## Stored data
**********

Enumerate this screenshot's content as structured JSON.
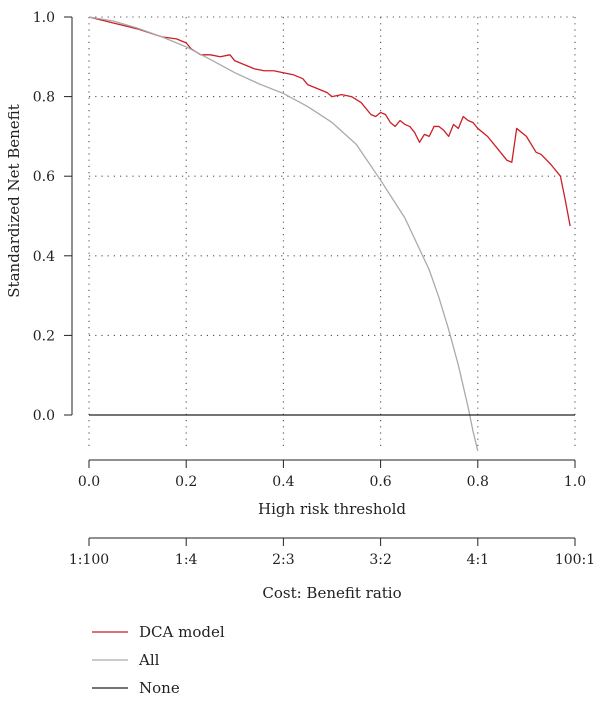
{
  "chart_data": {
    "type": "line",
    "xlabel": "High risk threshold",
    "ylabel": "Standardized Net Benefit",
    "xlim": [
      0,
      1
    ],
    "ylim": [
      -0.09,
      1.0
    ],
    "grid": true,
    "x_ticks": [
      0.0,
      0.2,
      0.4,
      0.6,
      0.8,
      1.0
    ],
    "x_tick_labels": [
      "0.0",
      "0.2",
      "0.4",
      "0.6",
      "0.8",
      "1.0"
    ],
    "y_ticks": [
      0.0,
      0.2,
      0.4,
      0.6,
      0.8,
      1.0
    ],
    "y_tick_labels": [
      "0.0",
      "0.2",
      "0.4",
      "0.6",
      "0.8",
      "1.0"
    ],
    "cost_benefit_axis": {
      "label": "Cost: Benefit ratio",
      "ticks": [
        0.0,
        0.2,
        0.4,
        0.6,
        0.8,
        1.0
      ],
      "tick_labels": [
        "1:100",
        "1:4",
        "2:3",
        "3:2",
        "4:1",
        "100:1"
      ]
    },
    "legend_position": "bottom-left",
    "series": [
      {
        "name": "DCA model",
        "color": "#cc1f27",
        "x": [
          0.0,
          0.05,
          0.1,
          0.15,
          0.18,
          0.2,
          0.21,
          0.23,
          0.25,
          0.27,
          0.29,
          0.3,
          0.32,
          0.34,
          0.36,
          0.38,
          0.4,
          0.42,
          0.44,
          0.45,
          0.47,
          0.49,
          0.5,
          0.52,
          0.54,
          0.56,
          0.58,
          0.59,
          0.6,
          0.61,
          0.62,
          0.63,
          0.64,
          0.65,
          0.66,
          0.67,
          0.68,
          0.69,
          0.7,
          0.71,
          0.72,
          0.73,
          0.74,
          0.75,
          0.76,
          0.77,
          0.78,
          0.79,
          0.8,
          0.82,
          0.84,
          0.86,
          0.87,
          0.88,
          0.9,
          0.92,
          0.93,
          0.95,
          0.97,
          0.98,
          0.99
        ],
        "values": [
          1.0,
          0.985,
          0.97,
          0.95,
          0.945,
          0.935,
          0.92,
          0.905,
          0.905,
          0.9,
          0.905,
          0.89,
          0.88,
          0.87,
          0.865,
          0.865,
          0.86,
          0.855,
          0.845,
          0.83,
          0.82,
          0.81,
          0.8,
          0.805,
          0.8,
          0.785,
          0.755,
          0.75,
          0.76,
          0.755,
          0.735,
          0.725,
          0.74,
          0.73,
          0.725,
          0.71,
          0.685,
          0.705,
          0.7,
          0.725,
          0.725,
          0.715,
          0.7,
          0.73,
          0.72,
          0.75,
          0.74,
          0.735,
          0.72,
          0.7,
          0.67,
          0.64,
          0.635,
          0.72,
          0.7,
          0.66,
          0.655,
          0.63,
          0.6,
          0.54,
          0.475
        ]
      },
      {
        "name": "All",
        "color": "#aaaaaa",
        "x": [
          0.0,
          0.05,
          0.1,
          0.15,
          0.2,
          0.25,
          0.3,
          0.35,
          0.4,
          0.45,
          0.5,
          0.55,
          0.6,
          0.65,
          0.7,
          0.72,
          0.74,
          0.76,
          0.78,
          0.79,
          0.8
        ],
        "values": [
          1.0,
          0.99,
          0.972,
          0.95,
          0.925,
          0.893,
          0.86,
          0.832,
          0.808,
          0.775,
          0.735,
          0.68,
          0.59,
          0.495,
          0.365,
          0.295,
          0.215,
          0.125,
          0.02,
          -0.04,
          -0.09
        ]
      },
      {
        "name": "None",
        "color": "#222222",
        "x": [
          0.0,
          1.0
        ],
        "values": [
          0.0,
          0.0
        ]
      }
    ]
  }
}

**********

## What this task involves
Check every line of the data above for the string "color", and copy those that have it.

## Correct result
        "color": "#cc1f27",
        "color": "#aaaaaa",
        "color": "#222222",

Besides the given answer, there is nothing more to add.